■ Data supplied:
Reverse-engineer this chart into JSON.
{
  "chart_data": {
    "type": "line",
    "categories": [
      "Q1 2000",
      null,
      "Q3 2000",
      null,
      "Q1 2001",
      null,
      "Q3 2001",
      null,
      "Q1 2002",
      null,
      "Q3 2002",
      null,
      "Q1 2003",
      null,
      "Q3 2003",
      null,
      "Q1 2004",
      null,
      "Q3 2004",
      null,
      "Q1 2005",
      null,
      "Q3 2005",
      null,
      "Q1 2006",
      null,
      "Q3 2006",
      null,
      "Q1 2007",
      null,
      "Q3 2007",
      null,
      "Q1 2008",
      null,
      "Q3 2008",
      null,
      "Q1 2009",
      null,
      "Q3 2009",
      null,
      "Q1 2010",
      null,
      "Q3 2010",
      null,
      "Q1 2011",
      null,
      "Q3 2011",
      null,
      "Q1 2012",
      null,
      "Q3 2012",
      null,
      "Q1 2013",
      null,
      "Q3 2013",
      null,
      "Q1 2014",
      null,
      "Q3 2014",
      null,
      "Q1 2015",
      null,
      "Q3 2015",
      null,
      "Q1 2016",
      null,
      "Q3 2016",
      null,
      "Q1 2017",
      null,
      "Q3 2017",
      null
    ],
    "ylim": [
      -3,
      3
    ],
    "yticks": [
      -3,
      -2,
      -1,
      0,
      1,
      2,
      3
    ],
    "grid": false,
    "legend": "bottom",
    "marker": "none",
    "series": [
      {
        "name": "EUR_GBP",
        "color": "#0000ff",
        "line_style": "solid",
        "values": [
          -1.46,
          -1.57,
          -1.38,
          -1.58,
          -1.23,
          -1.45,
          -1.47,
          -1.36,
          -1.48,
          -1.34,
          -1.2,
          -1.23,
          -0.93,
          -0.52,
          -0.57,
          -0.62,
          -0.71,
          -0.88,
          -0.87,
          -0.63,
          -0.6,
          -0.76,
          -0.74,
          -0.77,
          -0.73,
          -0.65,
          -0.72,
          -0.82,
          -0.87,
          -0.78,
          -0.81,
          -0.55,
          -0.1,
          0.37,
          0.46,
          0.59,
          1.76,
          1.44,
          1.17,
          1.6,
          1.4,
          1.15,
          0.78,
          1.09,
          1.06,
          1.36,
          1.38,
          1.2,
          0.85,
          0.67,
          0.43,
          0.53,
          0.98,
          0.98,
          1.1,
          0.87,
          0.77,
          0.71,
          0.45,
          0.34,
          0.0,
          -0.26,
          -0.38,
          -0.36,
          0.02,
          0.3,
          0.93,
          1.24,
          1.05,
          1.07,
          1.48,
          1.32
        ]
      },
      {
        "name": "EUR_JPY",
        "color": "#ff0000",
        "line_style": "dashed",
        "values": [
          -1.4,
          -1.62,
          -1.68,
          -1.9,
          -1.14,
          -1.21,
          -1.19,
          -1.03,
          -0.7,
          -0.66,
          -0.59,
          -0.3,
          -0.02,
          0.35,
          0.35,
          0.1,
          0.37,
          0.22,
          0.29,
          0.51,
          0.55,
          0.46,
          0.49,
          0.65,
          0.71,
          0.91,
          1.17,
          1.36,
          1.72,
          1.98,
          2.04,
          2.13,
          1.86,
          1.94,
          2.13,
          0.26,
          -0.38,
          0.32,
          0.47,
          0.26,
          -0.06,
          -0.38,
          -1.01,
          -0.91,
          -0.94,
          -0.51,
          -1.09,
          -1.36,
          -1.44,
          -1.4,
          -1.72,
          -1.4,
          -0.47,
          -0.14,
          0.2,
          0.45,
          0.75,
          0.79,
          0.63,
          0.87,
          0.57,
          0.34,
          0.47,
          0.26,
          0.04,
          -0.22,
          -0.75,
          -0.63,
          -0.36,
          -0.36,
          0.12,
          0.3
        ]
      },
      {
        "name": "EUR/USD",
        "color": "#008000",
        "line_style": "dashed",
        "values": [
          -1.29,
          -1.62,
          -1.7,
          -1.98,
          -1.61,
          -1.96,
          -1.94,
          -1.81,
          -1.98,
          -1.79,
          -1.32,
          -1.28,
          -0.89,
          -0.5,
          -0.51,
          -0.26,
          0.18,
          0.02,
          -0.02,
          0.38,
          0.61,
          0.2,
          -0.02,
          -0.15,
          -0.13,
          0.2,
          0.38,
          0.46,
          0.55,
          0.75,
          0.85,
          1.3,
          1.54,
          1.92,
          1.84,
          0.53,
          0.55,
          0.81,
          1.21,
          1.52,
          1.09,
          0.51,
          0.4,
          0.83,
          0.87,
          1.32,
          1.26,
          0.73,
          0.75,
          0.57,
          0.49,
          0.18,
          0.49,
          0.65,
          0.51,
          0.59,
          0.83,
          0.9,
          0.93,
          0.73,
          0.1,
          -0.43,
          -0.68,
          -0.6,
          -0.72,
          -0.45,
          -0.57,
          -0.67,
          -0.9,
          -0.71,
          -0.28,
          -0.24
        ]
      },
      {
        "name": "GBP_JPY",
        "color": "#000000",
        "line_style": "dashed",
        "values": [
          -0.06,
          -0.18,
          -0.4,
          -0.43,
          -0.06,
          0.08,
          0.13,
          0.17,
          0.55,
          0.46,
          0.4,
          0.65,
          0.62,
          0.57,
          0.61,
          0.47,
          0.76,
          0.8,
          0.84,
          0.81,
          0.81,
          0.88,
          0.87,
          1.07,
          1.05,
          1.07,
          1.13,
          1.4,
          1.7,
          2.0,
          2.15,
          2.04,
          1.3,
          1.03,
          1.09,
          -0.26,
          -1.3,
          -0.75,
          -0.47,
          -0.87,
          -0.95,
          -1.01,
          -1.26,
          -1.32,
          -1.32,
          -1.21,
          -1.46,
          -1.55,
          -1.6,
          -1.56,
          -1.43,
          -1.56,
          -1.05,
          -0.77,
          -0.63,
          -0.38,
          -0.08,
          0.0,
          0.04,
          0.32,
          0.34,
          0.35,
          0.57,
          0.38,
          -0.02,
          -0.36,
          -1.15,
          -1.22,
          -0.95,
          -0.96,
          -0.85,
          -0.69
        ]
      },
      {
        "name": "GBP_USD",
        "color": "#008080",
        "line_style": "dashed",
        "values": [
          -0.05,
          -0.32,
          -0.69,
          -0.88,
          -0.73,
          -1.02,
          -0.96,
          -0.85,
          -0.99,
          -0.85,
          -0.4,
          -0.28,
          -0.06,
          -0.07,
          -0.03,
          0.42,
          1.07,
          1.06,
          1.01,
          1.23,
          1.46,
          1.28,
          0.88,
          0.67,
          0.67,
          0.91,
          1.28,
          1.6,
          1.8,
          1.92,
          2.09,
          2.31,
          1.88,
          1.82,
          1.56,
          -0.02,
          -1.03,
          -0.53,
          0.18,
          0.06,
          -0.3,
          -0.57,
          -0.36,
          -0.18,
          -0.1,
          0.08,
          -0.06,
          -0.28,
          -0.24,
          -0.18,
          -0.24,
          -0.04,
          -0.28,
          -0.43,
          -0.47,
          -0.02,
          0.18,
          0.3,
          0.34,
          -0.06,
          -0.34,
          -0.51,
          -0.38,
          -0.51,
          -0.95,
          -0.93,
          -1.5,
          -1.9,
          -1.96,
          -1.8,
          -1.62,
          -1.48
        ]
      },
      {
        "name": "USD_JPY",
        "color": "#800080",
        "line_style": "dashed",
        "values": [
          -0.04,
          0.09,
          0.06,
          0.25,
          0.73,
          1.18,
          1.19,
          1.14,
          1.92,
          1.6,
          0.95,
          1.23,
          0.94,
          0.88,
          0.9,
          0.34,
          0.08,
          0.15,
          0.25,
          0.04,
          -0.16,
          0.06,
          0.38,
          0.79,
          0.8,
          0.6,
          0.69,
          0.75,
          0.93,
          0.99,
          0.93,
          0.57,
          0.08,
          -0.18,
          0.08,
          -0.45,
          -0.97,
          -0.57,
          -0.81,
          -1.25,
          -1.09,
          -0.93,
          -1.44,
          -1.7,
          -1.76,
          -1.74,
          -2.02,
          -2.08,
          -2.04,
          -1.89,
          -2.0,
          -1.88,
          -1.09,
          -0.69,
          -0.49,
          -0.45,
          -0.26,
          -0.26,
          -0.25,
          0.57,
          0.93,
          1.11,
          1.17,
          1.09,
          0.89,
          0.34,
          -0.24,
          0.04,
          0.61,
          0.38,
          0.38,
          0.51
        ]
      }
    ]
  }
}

■ Stated problem: Scan the data above; copy every line where "name" appears.

■ The answer:
        "name": "EUR_GBP",
        "name": "EUR_JPY",
        "name": "EUR/USD",
        "name": "GBP_JPY",
        "name": "GBP_USD",
        "name": "USD_JPY",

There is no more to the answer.